### Stated goal
Output the full listing below exactly, without the pictures.

### Data for the task
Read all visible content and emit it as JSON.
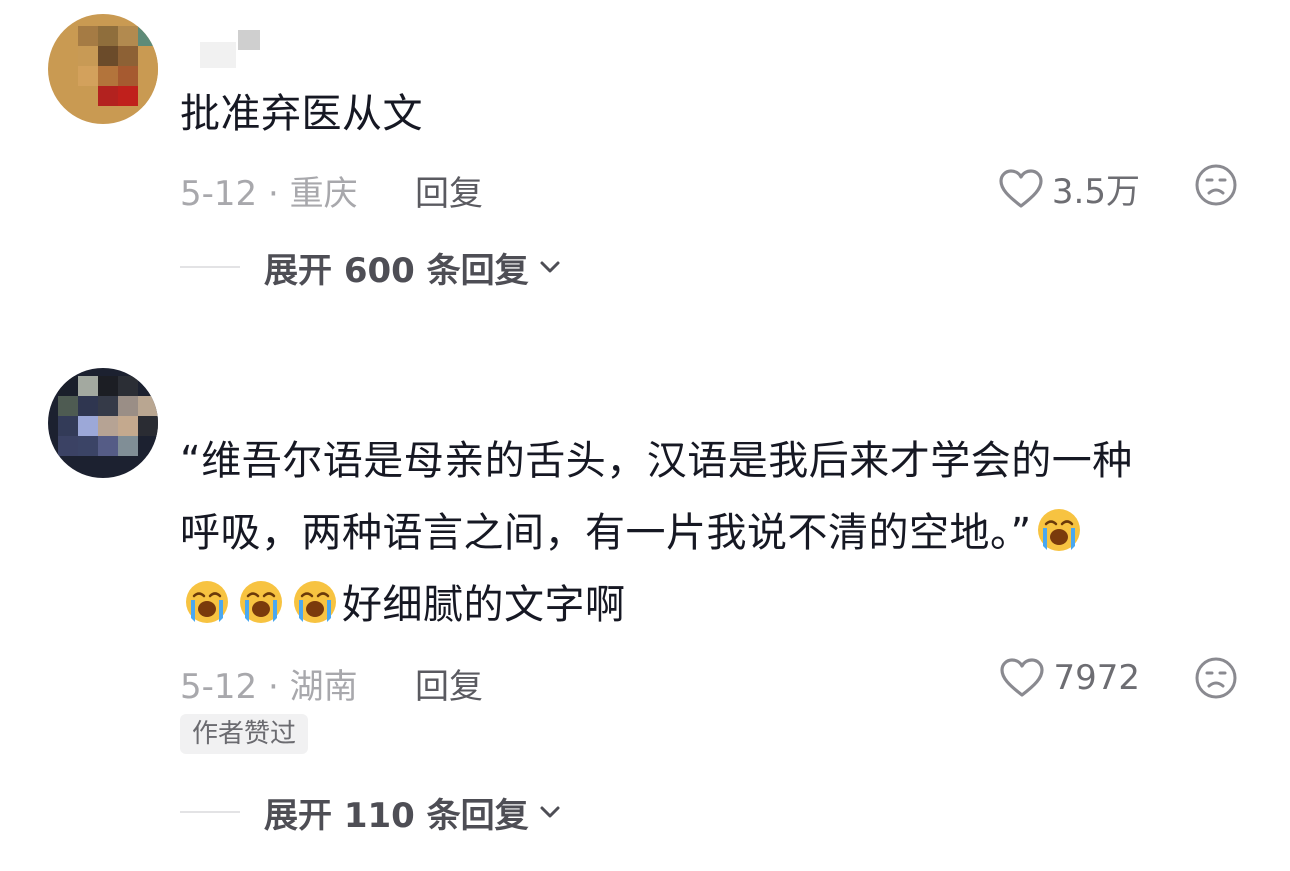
{
  "comments": [
    {
      "text": "批准弃医从文",
      "date_location": "5-12 · 重庆",
      "reply_label": "回复",
      "likes": "3.5万",
      "expand_label": "展开 600 条回复"
    },
    {
      "text_line1": "“维吾尔语是母亲的舌头，汉语是我后来才学会的一种",
      "text_line2": "呼吸，两种语言之间，有一片我说不清的空地。”",
      "text_line3": "好细腻的文字啊",
      "date_location": "5-12 · 湖南",
      "reply_label": "回复",
      "likes": "7972",
      "author_badge": "作者赞过",
      "expand_label": "展开 110 条回复"
    }
  ],
  "icons": {
    "like": "heart-outline-icon",
    "dislike": "frown-face-icon",
    "expand": "chevron-down-icon",
    "emoji": "loudly-crying-face-emoji"
  },
  "colors": {
    "text": "#161823",
    "meta": "#a8a8ac",
    "emoji_face": "#f7c341",
    "emoji_tear": "#4aa8f0"
  }
}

### Completed exercise
Read all visible content and emit it as JSON.
{
  "comments": [
    {
      "text": "批准弃医从文",
      "date_location": "5-12 · 重庆",
      "reply_label": "回复",
      "likes": "3.5万",
      "expand_label": "展开 600 条回复"
    },
    {
      "text_line1": "“维吾尔语是母亲的舌头，汉语是我后来才学会的一种",
      "text_line2": "呼吸，两种语言之间，有一片我说不清的空地。”",
      "text_line3": "好细腻的文字啊",
      "date_location": "5-12 · 湖南",
      "reply_label": "回复",
      "likes": "7972",
      "author_badge": "作者赞过",
      "expand_label": "展开 110 条回复"
    }
  ],
  "icons": {
    "like": "heart-outline-icon",
    "dislike": "frown-face-icon",
    "expand": "chevron-down-icon",
    "emoji": "loudly-crying-face-emoji"
  },
  "colors": {
    "text": "#161823",
    "meta": "#a8a8ac",
    "emoji_face": "#f7c341",
    "emoji_tear": "#4aa8f0"
  }
}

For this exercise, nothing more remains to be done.